GOAL:
Leave out the pictures and repeat everything else in the records exactly.

ENTRIES:
------------------------
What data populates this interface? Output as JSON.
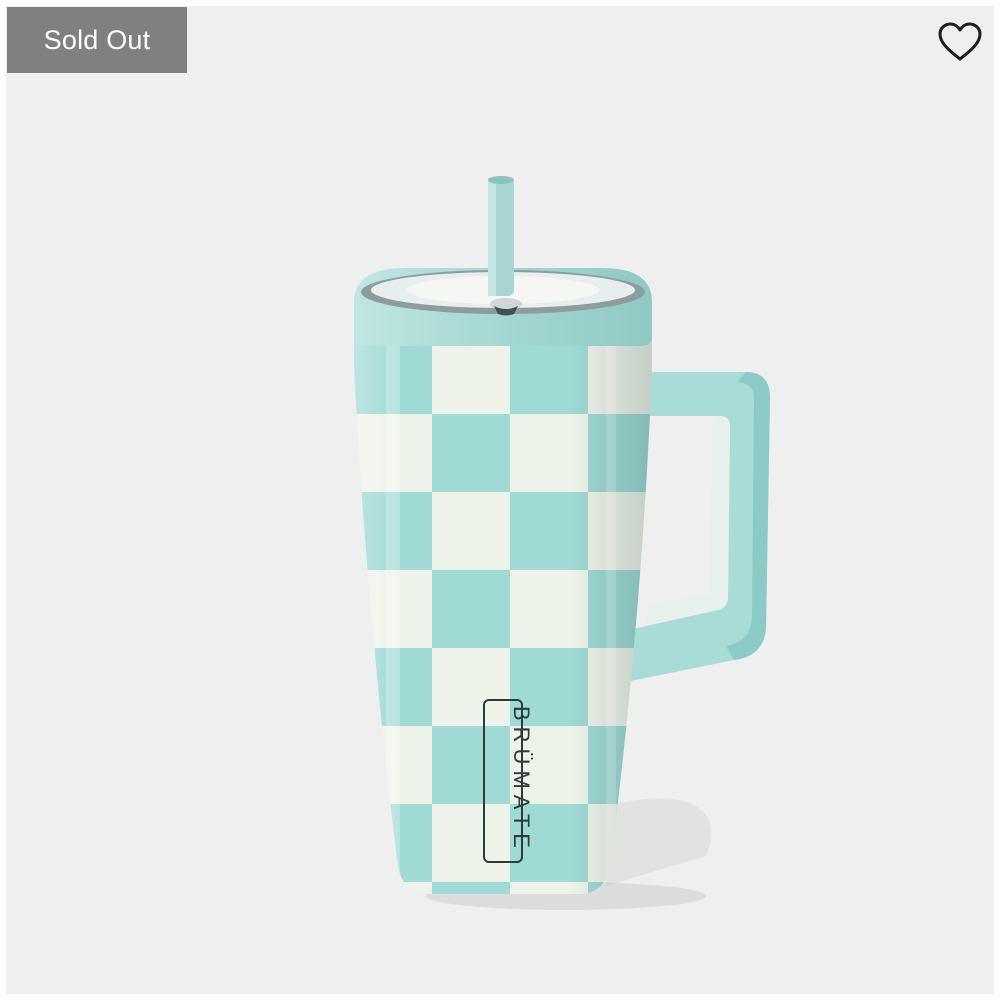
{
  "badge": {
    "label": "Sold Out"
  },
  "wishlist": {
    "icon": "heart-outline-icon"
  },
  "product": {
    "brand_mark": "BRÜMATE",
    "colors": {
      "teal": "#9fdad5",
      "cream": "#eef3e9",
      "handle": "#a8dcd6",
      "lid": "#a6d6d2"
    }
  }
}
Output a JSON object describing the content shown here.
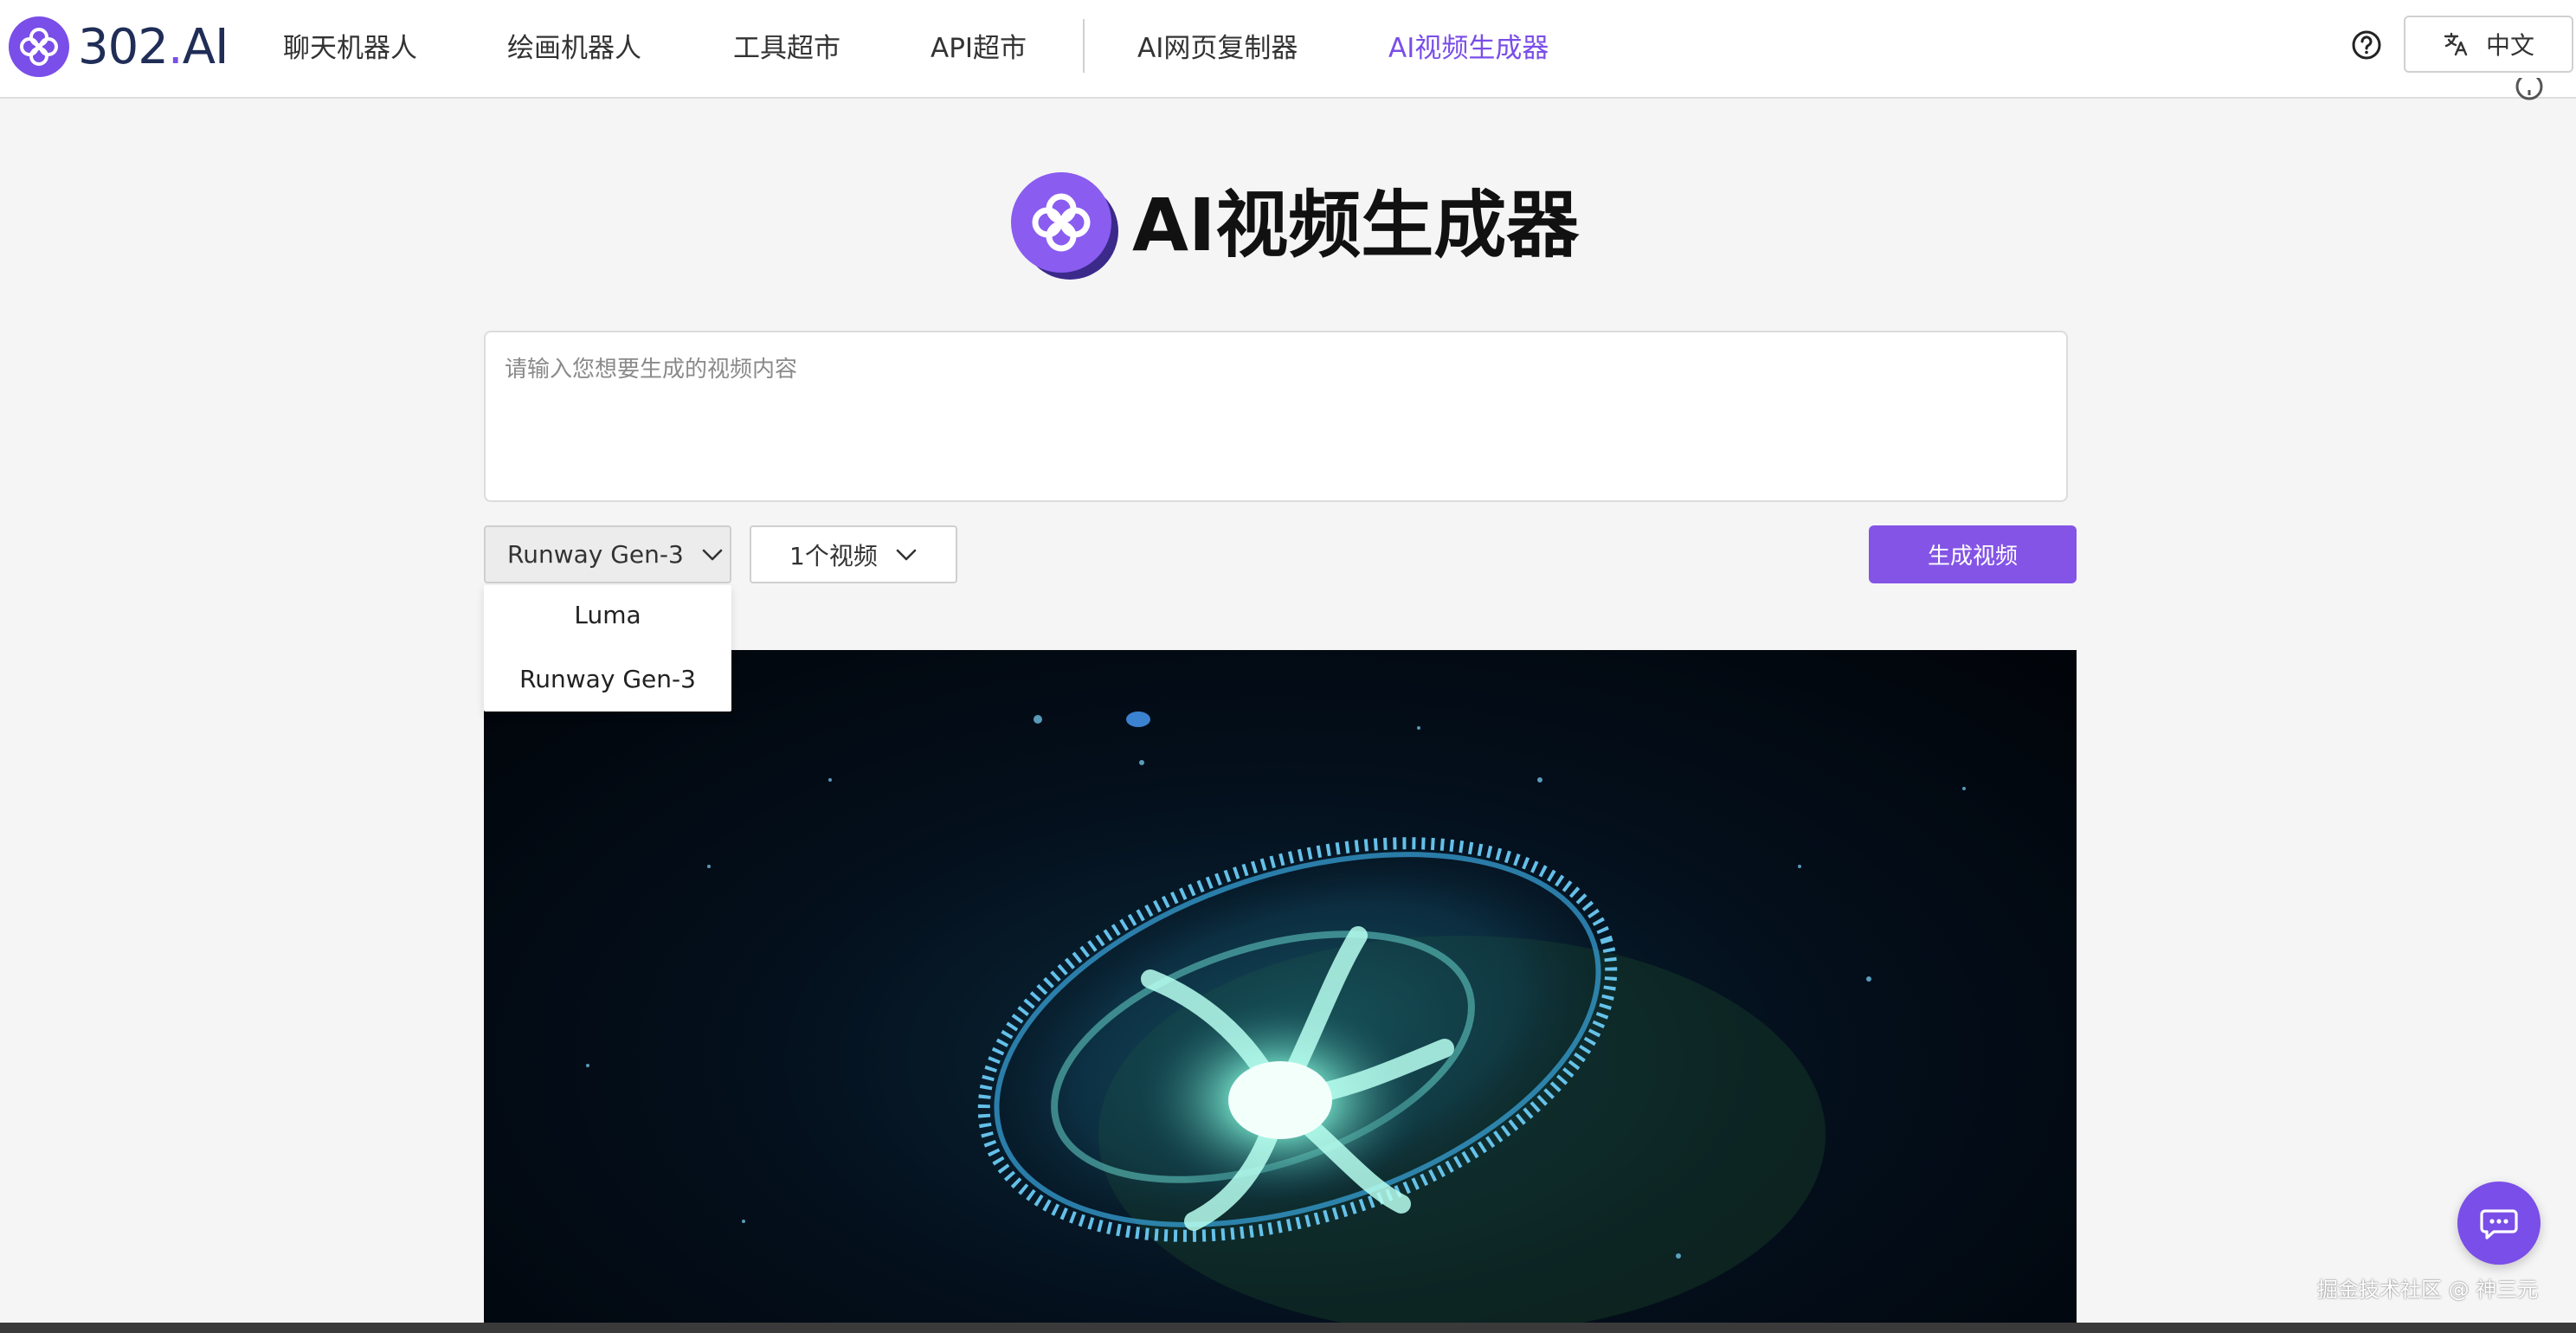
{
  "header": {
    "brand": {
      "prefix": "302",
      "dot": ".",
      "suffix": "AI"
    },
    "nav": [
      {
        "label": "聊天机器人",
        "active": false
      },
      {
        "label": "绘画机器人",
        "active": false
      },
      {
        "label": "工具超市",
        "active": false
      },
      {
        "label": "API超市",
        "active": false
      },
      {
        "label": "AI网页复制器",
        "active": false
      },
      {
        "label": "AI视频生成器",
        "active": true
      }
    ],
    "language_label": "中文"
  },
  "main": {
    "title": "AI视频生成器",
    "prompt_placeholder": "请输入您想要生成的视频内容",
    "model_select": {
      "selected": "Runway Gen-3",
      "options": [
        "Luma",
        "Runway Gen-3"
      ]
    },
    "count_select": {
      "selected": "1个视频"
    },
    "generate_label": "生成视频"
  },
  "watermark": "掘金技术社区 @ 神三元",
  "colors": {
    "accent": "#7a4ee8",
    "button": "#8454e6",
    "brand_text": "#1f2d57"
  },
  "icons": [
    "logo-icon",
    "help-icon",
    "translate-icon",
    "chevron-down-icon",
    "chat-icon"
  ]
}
------------------------
SOLUTION TO THIS TASK:
What data populates this interface? Output as JSON.
{
  "badge": {
    "label": "Sold Out"
  },
  "wishlist": {
    "icon": "heart-outline-icon"
  },
  "product": {
    "brand_mark": "BRÜMATE",
    "colors": {
      "teal": "#9fdad5",
      "cream": "#eef3e9",
      "handle": "#a8dcd6",
      "lid": "#a6d6d2"
    }
  }
}
Output a JSON object describing the content shown here.
{
  "header": {
    "brand": {
      "prefix": "302",
      "dot": ".",
      "suffix": "AI"
    },
    "nav": [
      {
        "label": "聊天机器人",
        "active": false
      },
      {
        "label": "绘画机器人",
        "active": false
      },
      {
        "label": "工具超市",
        "active": false
      },
      {
        "label": "API超市",
        "active": false
      },
      {
        "label": "AI网页复制器",
        "active": false
      },
      {
        "label": "AI视频生成器",
        "active": true
      }
    ],
    "language_label": "中文"
  },
  "main": {
    "title": "AI视频生成器",
    "prompt_placeholder": "请输入您想要生成的视频内容",
    "model_select": {
      "selected": "Runway Gen-3",
      "options": [
        "Luma",
        "Runway Gen-3"
      ]
    },
    "count_select": {
      "selected": "1个视频"
    },
    "generate_label": "生成视频"
  },
  "watermark": "掘金技术社区 @ 神三元",
  "colors": {
    "accent": "#7a4ee8",
    "button": "#8454e6",
    "brand_text": "#1f2d57"
  },
  "icons": [
    "logo-icon",
    "help-icon",
    "translate-icon",
    "chevron-down-icon",
    "chat-icon"
  ]
}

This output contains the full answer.